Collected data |
>> begin

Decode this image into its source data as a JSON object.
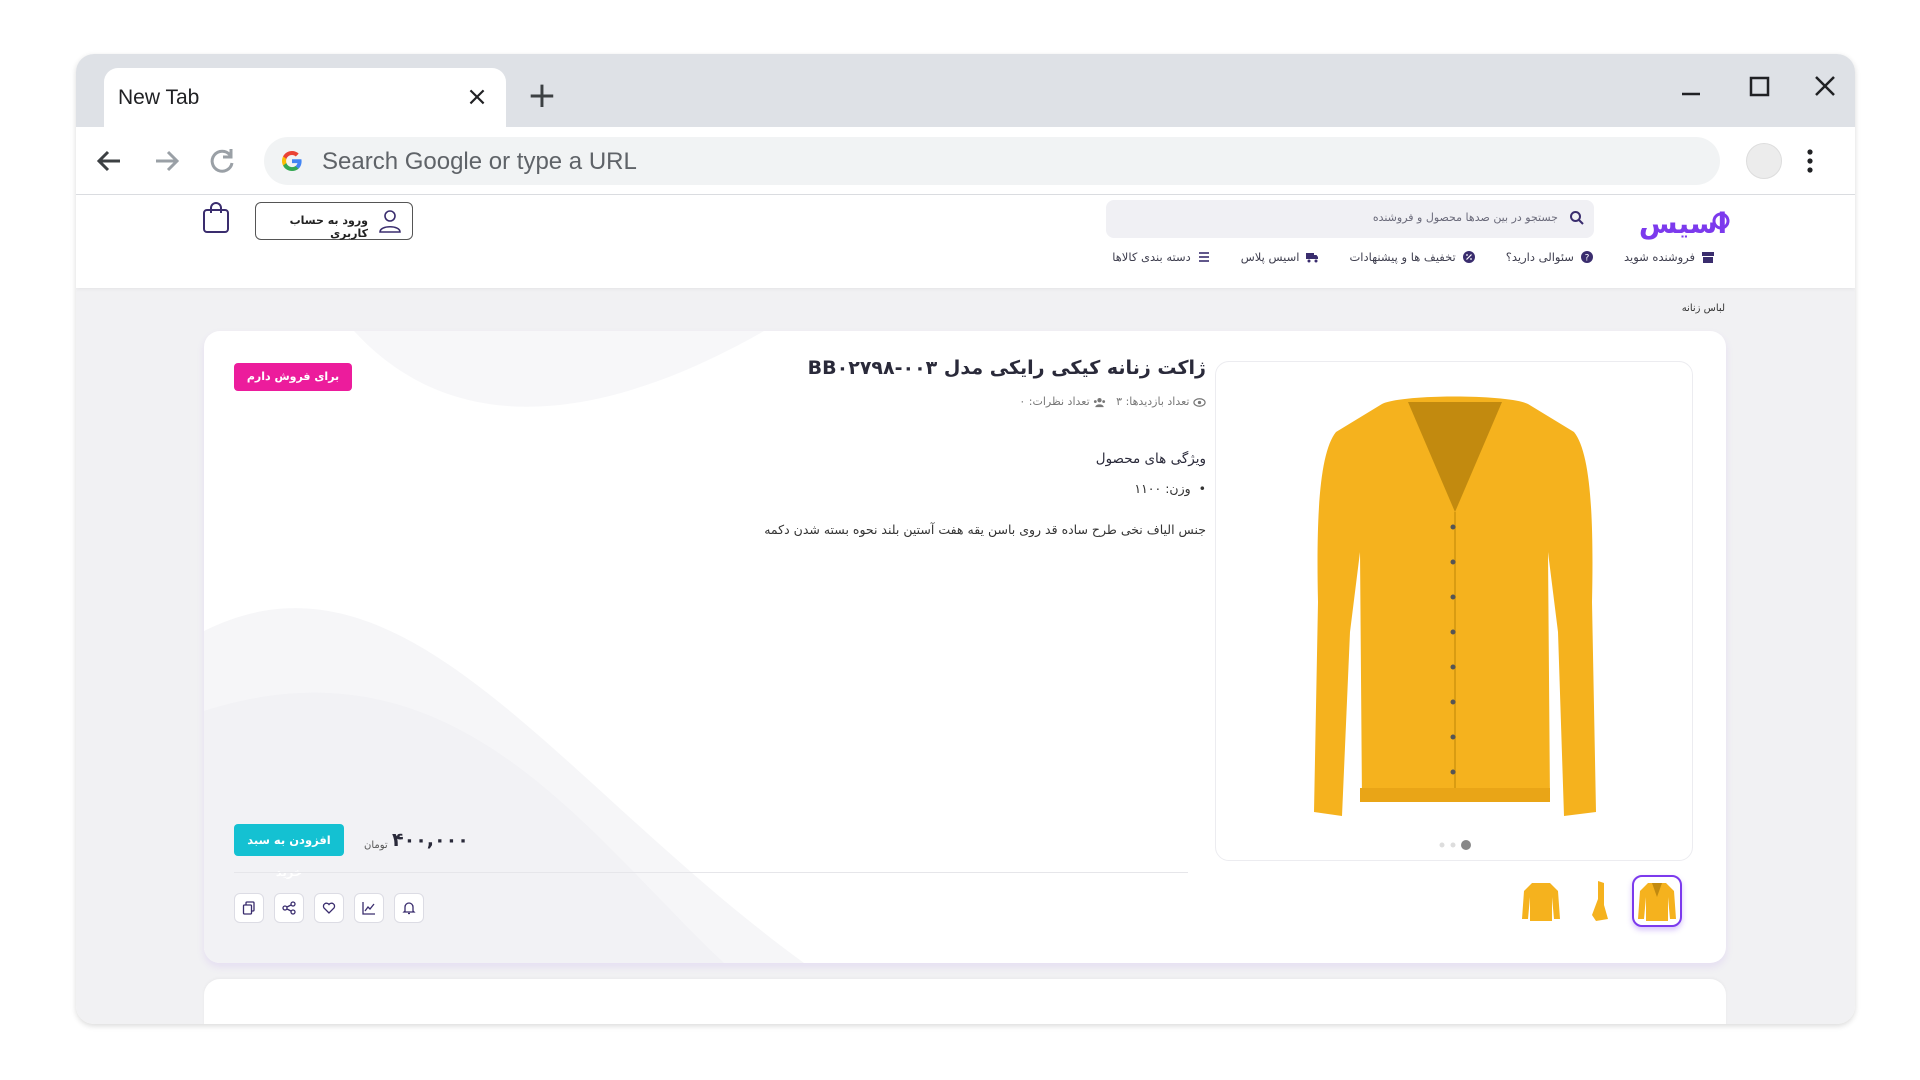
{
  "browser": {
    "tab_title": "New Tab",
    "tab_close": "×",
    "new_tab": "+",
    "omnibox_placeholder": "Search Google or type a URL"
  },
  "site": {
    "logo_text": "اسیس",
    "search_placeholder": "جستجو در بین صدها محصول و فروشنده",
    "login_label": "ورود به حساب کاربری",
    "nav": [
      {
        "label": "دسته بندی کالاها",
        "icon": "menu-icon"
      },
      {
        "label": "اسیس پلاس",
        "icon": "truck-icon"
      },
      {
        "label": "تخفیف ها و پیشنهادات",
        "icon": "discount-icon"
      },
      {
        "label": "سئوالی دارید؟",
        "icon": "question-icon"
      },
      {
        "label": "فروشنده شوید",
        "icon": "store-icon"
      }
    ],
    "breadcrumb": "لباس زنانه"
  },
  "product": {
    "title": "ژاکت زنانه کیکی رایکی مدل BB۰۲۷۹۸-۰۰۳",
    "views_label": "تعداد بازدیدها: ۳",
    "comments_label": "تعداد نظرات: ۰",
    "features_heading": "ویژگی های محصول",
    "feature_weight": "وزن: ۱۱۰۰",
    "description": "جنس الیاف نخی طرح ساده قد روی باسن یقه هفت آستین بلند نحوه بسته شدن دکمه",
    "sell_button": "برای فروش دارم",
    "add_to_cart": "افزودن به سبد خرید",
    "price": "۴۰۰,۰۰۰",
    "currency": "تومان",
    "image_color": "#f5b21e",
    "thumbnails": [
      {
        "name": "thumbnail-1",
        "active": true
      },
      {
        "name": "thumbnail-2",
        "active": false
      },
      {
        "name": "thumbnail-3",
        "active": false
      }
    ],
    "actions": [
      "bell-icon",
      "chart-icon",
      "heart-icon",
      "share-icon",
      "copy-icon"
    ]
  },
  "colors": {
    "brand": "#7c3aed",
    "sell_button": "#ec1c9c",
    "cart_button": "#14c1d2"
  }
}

>> end

WORK INSTRUCTIONS | Write out again every line above exactly as given; the pictures do not belong in the copy.

EXPECTED ANSWER |
Decode this image into its source data as a JSON object.
{
  "browser": {
    "tab_title": "New Tab",
    "tab_close": "×",
    "new_tab": "+",
    "omnibox_placeholder": "Search Google or type a URL"
  },
  "site": {
    "logo_text": "اسیس",
    "search_placeholder": "جستجو در بین صدها محصول و فروشنده",
    "login_label": "ورود به حساب کاربری",
    "nav": [
      {
        "label": "دسته بندی کالاها",
        "icon": "menu-icon"
      },
      {
        "label": "اسیس پلاس",
        "icon": "truck-icon"
      },
      {
        "label": "تخفیف ها و پیشنهادات",
        "icon": "discount-icon"
      },
      {
        "label": "سئوالی دارید؟",
        "icon": "question-icon"
      },
      {
        "label": "فروشنده شوید",
        "icon": "store-icon"
      }
    ],
    "breadcrumb": "لباس زنانه"
  },
  "product": {
    "title": "ژاکت زنانه کیکی رایکی مدل BB۰۲۷۹۸-۰۰۳",
    "views_label": "تعداد بازدیدها: ۳",
    "comments_label": "تعداد نظرات: ۰",
    "features_heading": "ویژگی های محصول",
    "feature_weight": "وزن: ۱۱۰۰",
    "description": "جنس الیاف نخی طرح ساده قد روی باسن یقه هفت آستین بلند نحوه بسته شدن دکمه",
    "sell_button": "برای فروش دارم",
    "add_to_cart": "افزودن به سبد خرید",
    "price": "۴۰۰,۰۰۰",
    "currency": "تومان",
    "image_color": "#f5b21e",
    "thumbnails": [
      {
        "name": "thumbnail-1",
        "active": true
      },
      {
        "name": "thumbnail-2",
        "active": false
      },
      {
        "name": "thumbnail-3",
        "active": false
      }
    ],
    "actions": [
      "bell-icon",
      "chart-icon",
      "heart-icon",
      "share-icon",
      "copy-icon"
    ]
  },
  "colors": {
    "brand": "#7c3aed",
    "sell_button": "#ec1c9c",
    "cart_button": "#14c1d2"
  }
}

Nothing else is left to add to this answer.